# START OF Records shown

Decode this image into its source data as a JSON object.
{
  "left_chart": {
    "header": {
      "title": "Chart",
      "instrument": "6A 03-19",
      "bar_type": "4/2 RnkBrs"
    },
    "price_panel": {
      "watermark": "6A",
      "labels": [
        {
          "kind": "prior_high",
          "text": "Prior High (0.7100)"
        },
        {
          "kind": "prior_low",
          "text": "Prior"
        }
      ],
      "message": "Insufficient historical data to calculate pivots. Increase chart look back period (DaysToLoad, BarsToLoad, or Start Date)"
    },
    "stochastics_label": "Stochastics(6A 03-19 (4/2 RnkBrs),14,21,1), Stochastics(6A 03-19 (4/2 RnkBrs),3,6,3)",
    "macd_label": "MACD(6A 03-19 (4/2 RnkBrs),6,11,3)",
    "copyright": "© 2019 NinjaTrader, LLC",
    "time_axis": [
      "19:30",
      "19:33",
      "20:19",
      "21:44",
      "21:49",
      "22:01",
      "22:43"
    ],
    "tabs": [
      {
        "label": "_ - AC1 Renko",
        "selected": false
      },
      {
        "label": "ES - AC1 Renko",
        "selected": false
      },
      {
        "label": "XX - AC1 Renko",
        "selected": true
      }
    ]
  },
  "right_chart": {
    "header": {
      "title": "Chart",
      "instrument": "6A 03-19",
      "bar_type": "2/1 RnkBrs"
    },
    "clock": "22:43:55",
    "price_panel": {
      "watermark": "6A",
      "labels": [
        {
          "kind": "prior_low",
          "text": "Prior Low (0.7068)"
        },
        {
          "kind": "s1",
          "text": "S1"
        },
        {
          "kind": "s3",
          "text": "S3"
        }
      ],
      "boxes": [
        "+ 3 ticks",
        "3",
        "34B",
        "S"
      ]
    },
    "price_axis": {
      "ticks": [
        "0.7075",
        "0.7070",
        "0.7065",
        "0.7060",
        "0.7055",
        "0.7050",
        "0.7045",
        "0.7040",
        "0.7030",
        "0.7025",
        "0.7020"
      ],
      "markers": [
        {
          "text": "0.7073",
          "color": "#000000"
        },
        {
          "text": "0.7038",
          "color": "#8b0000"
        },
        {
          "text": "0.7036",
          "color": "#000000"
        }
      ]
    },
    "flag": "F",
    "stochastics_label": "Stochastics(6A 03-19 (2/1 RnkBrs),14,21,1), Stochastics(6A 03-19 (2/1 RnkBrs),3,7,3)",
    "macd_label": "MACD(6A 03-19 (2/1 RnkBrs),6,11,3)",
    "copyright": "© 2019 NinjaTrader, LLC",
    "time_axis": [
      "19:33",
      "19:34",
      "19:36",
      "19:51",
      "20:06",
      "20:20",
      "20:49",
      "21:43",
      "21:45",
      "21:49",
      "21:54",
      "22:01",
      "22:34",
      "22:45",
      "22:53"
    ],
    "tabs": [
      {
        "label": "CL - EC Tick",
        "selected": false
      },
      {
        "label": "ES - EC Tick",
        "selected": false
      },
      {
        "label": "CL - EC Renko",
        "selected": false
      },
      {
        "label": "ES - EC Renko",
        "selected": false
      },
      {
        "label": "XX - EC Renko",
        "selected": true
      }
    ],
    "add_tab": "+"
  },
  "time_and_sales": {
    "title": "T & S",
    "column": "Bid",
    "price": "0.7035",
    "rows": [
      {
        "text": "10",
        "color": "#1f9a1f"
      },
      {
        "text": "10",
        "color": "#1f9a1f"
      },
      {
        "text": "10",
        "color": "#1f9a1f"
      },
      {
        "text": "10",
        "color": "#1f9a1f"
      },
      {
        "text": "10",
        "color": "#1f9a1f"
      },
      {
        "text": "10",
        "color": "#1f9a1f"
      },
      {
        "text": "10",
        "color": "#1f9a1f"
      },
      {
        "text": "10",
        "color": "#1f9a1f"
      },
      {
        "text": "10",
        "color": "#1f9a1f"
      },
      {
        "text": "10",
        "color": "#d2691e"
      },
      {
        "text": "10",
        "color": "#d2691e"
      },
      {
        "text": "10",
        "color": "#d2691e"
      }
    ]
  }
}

# END OF Records shown
# START OF Records shown

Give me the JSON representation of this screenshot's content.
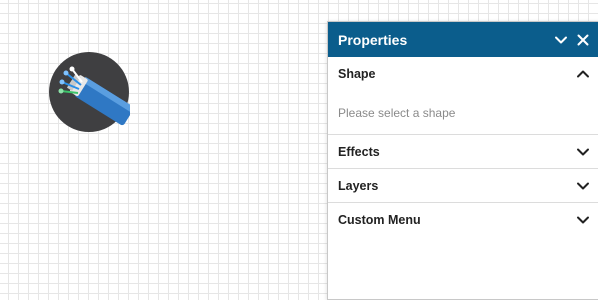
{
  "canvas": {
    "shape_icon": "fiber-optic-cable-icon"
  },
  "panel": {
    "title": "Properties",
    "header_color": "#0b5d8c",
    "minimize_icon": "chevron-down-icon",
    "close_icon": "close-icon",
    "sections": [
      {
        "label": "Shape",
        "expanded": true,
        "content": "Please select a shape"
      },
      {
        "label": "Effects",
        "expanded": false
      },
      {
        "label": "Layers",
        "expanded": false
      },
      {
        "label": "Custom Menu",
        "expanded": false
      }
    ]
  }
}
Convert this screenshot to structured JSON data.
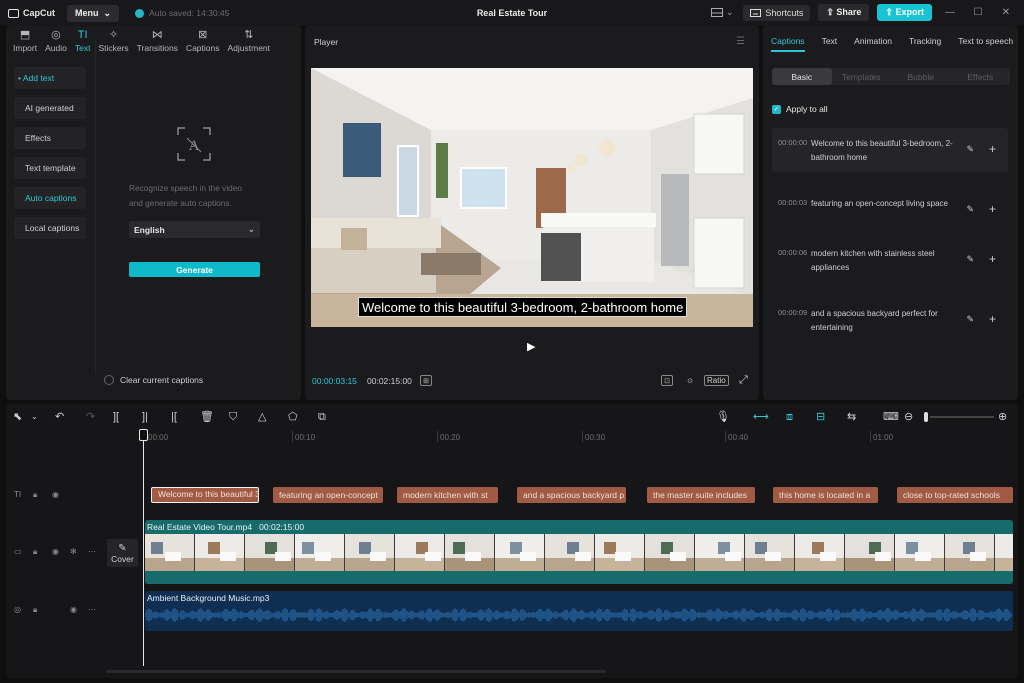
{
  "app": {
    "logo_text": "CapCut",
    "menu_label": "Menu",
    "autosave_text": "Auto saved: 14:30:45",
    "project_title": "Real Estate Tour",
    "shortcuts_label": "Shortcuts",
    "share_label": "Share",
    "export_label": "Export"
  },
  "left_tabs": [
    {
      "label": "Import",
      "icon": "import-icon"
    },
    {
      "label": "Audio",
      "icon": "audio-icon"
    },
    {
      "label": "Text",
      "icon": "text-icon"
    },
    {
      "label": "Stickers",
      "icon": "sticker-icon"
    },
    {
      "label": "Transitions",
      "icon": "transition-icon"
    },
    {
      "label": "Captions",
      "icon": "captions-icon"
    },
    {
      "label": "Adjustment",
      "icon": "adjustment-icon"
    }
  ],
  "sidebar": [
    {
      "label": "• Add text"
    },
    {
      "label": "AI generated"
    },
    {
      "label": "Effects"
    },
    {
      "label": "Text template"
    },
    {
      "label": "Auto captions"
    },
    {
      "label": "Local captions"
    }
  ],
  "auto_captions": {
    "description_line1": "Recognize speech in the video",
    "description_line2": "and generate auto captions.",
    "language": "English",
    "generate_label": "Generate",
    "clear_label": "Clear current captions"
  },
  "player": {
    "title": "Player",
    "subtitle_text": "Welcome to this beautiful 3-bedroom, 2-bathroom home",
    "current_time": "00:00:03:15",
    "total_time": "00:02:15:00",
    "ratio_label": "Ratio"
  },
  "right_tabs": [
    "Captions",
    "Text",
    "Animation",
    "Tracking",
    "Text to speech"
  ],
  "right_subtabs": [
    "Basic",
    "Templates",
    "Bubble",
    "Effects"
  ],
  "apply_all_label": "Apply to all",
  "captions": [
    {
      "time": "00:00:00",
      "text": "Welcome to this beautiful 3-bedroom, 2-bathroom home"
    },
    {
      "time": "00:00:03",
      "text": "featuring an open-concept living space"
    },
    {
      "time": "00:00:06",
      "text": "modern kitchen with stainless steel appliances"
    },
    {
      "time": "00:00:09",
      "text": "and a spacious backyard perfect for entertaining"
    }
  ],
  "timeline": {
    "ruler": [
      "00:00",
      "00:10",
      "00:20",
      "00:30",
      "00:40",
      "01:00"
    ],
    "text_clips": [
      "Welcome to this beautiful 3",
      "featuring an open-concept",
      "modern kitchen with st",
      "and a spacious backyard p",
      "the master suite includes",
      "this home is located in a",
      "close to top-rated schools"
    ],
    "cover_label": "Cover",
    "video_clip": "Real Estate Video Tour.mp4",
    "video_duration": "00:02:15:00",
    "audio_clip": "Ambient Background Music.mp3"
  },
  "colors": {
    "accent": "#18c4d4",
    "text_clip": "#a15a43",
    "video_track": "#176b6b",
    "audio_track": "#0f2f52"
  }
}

# END OF Records shown

Problem statement: Working from the entries above, return all lines that contain "Real".

The result:
    "project_title": "Real Estate Tour",
    "video_clip": "Real Estate Video Tour.mp4",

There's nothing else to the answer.